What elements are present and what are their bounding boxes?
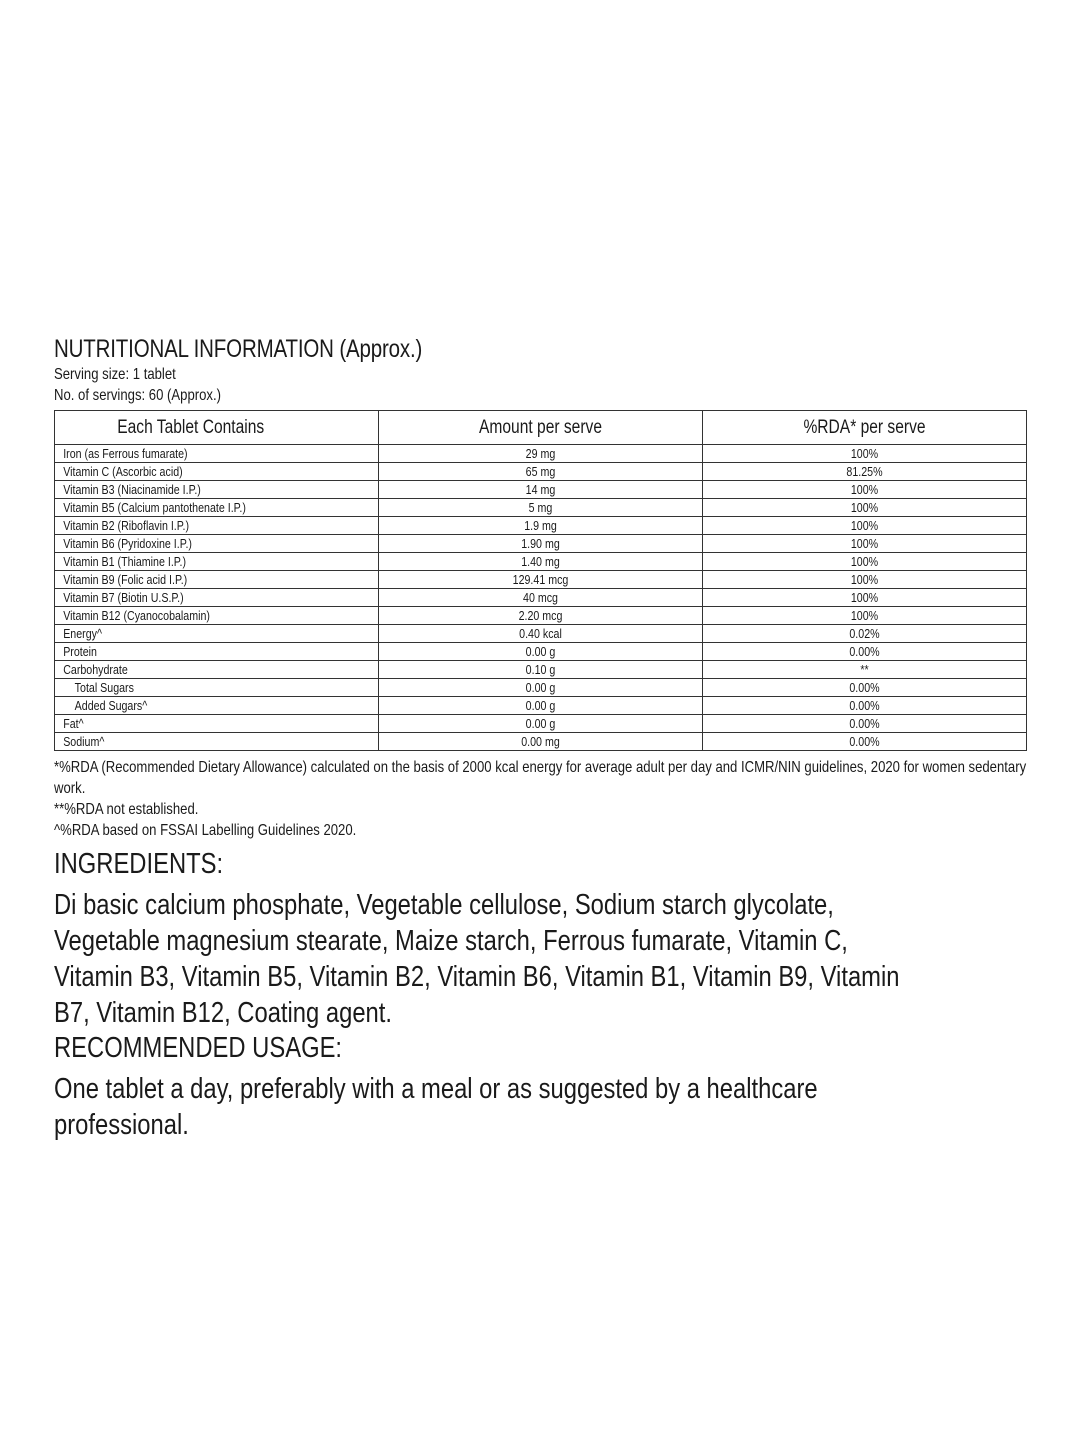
rda-cell: 100%: [703, 517, 1027, 535]
nutrient-name-cell: Vitamin B1 (Thiamine I.P.): [55, 553, 379, 571]
table-row: [55, 517, 1027, 535]
nutrition-table: [54, 410, 1027, 751]
ingredients-text: Di basic calcium phosphate, Vegetable cellulose, Sodium starch glycolate, Vegetable magnesium stearate, Maize starch, Ferrous fumarate, Vitamin C, Vitamin B3, Vitamin B5, Vitamin B2, Vitamin B6, Vitamin B1, Vitamin B9, Vitamin B7, Vitamin B12, Coating agent.: [54, 889, 900, 1029]
amount-cell: 1.9 mg: [379, 517, 703, 535]
rda-cell: 100%: [703, 553, 1027, 571]
table-row: [55, 697, 1027, 715]
table-row: [55, 445, 1027, 463]
table-row: [55, 643, 1027, 661]
nutrient-name-cell: Vitamin B3 (Niacinamide I.P.): [55, 481, 379, 499]
rda-cell: 100%: [703, 571, 1027, 589]
amount-cell: 14 mg: [379, 481, 703, 499]
rda-cell: 0.00%: [703, 715, 1027, 733]
nutrient-name-cell: Energy^: [55, 625, 379, 643]
table-row: [55, 679, 1027, 697]
rda-cell: 100%: [703, 535, 1027, 553]
nutrient-name-cell: Vitamin B6 (Pyridoxine I.P.): [55, 535, 379, 553]
nutrient-name-cell: Protein: [55, 643, 379, 661]
nutrition-label-sheet: [54, 334, 1030, 1143]
nutrition-title: NUTRITIONAL INFORMATION (Approx.): [54, 335, 423, 363]
footnote-fssai: ^%RDA based on FSSAI Labelling Guidelines 2020.: [54, 822, 357, 839]
nutrient-name-cell: Carbohydrate: [55, 661, 379, 679]
amount-cell: 0.40 kcal: [379, 625, 703, 643]
table-row: [55, 589, 1027, 607]
table-row: [55, 733, 1027, 751]
nutrient-name-cell: Added Sugars^: [55, 697, 379, 715]
nutrient-name-cell: Fat^: [55, 715, 379, 733]
amount-cell: 1.90 mg: [379, 535, 703, 553]
header-amount: Amount per serve: [379, 411, 703, 445]
nutrient-name-cell: Vitamin B2 (Riboflavin I.P.): [55, 517, 379, 535]
footnote-rda: *%RDA (Recommended Dietary Allowance) calculated on the basis of 2000 kcal energy for average adult per day and ICMR/NIN guidelines, 2020 for women sedentary work.: [54, 759, 1027, 797]
header-each-tablet: Each Tablet Contains: [55, 411, 379, 445]
rda-cell: 0.00%: [703, 697, 1027, 715]
usage-heading: RECOMMENDED USAGE:: [54, 1032, 343, 1064]
table-row: [55, 571, 1027, 589]
amount-cell: 40 mcg: [379, 589, 703, 607]
amount-cell: 5 mg: [379, 499, 703, 517]
header-rda: %RDA* per serve: [703, 411, 1027, 445]
ingredients-heading: INGREDIENTS:: [54, 848, 224, 880]
rda-cell: 100%: [703, 607, 1027, 625]
rda-cell: 0.00%: [703, 679, 1027, 697]
amount-cell: 2.20 mcg: [379, 607, 703, 625]
nutrient-name-cell: Iron (as Ferrous fumarate): [55, 445, 379, 463]
footnotes: [54, 757, 1030, 841]
nutrient-name-cell: Vitamin C (Ascorbic acid): [55, 463, 379, 481]
nutrient-name-cell: Vitamin B5 (Calcium pantothenate I.P.): [55, 499, 379, 517]
amount-cell: 0.00 g: [379, 697, 703, 715]
rda-cell: 100%: [703, 499, 1027, 517]
table-row: [55, 499, 1027, 517]
amount-cell: 129.41 mcg: [379, 571, 703, 589]
table-row: [55, 553, 1027, 571]
rda-cell: 81.25%: [703, 463, 1027, 481]
table-row: [55, 625, 1027, 643]
footnote-not-established: **%RDA not established.: [54, 801, 199, 818]
nutrient-name-cell: Total Sugars: [55, 679, 379, 697]
amount-cell: 65 mg: [379, 463, 703, 481]
amount-cell: 0.00 g: [379, 643, 703, 661]
amount-cell: 0.00 g: [379, 679, 703, 697]
table-row: [55, 481, 1027, 499]
nutrition-table-body: [55, 445, 1027, 751]
amount-cell: 29 mg: [379, 445, 703, 463]
amount-cell: 0.00 g: [379, 715, 703, 733]
table-row: [55, 715, 1027, 733]
rda-cell: 100%: [703, 445, 1027, 463]
servings-count: No. of servings: 60 (Approx.): [54, 387, 221, 404]
rda-cell: **: [703, 661, 1027, 679]
amount-cell: 1.40 mg: [379, 553, 703, 571]
nutrient-name-cell: Vitamin B12 (Cyanocobalamin): [55, 607, 379, 625]
amount-cell: 0.10 g: [379, 661, 703, 679]
table-header-row: [55, 411, 1027, 445]
table-row: [55, 607, 1027, 625]
rda-cell: 0.00%: [703, 733, 1027, 751]
table-row: [55, 463, 1027, 481]
rda-cell: 0.00%: [703, 643, 1027, 661]
rda-cell: 0.02%: [703, 625, 1027, 643]
nutrient-name-cell: Sodium^: [55, 733, 379, 751]
nutrient-name-cell: Vitamin B7 (Biotin U.S.P.): [55, 589, 379, 607]
nutrient-name-cell: Vitamin B9 (Folic acid I.P.): [55, 571, 379, 589]
rda-cell: 100%: [703, 481, 1027, 499]
rda-cell: 100%: [703, 589, 1027, 607]
usage-text: One tablet a day, preferably with a meal or as suggested by a healthcare professional.: [54, 1073, 818, 1141]
table-row: [55, 661, 1027, 679]
table-row: [55, 535, 1027, 553]
serving-size: Serving size: 1 tablet: [54, 366, 176, 383]
amount-cell: 0.00 mg: [379, 733, 703, 751]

○ ○ ○

**Aim of the task**
If a line in the listing holds the word "tablet", list that line.

**Task result**
header-each-tablet: Each Tablet Contains: [55, 411, 379, 445]
usage-text: One tablet a day, preferably with a meal or as suggested by a healthcare professional.: [54, 1073, 818, 1141]
serving-size: Serving size: 1 tablet: [54, 366, 176, 383]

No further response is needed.